# EXTRACTED MATERIAL start

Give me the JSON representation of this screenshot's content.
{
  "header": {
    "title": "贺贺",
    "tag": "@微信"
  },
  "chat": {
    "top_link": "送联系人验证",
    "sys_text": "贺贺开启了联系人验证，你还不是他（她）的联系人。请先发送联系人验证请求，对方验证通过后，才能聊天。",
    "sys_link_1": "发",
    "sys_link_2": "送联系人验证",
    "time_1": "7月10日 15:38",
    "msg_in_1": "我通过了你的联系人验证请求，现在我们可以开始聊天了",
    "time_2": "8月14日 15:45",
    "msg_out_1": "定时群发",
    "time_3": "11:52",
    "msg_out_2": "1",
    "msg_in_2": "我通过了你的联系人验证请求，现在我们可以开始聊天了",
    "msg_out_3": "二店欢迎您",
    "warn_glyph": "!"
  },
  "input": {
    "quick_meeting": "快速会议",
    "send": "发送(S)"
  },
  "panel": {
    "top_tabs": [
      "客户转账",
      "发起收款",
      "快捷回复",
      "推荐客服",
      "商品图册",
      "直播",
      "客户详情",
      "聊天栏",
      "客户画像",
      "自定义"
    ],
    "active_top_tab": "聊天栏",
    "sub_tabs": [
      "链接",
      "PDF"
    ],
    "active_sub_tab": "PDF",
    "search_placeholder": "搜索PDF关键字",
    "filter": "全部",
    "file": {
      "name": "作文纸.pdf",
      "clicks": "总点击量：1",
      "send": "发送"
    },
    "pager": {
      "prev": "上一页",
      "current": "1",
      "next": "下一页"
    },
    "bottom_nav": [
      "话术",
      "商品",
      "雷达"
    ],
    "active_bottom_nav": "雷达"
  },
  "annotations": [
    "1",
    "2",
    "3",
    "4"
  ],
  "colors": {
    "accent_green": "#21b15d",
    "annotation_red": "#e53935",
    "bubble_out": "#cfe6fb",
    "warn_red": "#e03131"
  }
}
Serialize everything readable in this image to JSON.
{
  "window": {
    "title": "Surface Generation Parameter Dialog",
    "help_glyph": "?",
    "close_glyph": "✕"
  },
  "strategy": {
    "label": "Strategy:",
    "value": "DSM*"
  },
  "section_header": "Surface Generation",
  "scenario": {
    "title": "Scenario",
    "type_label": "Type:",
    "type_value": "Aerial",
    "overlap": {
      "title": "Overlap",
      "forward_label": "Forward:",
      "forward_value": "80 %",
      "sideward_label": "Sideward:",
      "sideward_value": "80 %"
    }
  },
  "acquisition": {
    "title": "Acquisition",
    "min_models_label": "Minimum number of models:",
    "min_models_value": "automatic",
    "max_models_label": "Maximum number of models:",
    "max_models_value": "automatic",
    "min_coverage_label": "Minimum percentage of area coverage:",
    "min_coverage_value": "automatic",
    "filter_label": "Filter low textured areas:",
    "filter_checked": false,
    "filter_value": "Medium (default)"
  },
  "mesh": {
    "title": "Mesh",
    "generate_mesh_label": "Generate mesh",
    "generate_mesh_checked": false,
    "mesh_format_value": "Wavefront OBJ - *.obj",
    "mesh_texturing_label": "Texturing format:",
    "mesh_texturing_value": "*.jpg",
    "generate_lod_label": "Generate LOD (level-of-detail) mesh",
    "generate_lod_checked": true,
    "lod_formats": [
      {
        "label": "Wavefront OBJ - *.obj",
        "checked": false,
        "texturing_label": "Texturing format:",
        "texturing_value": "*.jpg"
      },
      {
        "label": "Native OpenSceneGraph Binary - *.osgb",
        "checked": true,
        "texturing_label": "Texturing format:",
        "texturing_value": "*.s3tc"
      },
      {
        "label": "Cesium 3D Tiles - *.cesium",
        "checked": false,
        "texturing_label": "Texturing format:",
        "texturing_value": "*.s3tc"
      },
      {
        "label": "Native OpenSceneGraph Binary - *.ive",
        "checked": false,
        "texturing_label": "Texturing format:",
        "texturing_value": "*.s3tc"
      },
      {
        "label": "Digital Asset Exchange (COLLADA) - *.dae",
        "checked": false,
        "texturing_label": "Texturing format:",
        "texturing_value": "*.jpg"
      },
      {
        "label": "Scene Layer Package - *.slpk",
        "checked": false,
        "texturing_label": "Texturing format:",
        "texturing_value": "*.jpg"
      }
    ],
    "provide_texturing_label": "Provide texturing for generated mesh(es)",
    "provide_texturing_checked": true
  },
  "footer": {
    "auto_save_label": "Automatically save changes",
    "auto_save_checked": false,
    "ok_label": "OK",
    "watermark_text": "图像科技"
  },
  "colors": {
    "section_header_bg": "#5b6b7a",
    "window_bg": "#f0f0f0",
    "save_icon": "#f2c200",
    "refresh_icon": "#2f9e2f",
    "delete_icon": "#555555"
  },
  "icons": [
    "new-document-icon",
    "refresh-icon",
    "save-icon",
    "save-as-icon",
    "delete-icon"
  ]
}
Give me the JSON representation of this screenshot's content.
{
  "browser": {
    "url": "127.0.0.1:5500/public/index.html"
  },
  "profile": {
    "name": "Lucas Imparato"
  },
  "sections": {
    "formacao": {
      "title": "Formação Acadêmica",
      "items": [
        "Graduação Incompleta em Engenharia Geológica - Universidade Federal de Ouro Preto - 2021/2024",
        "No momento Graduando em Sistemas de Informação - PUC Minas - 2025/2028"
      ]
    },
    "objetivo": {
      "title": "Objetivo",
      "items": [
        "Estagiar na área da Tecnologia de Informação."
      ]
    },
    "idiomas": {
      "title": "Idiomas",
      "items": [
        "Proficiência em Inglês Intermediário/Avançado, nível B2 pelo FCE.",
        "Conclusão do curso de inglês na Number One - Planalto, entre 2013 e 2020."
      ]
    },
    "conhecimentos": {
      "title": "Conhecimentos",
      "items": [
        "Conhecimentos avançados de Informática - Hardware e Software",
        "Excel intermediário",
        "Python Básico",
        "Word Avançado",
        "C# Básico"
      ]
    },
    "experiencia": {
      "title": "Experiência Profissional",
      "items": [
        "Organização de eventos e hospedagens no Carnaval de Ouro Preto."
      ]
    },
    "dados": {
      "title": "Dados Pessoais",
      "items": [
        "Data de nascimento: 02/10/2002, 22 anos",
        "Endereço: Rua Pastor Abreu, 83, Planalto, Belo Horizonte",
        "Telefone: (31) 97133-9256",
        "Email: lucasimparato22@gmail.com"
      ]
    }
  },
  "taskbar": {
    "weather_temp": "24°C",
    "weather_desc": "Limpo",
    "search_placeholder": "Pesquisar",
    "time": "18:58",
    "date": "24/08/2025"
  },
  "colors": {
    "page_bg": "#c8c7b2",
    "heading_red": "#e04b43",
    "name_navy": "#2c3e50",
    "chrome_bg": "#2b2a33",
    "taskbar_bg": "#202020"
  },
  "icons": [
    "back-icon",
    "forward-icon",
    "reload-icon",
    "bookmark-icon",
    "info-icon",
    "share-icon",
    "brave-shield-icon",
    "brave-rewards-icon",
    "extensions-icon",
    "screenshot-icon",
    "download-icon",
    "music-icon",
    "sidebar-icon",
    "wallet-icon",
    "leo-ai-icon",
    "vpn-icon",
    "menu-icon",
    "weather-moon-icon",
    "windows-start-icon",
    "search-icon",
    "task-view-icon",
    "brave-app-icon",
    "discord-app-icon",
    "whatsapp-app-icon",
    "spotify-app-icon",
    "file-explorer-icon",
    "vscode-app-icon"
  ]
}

# EXTRACTED MATERIAL end

» **WHAT YOU WILL DO**
Among the lines above, how many contain the string "Surface"? State the number alone.

» **ANSWER BELOW**
2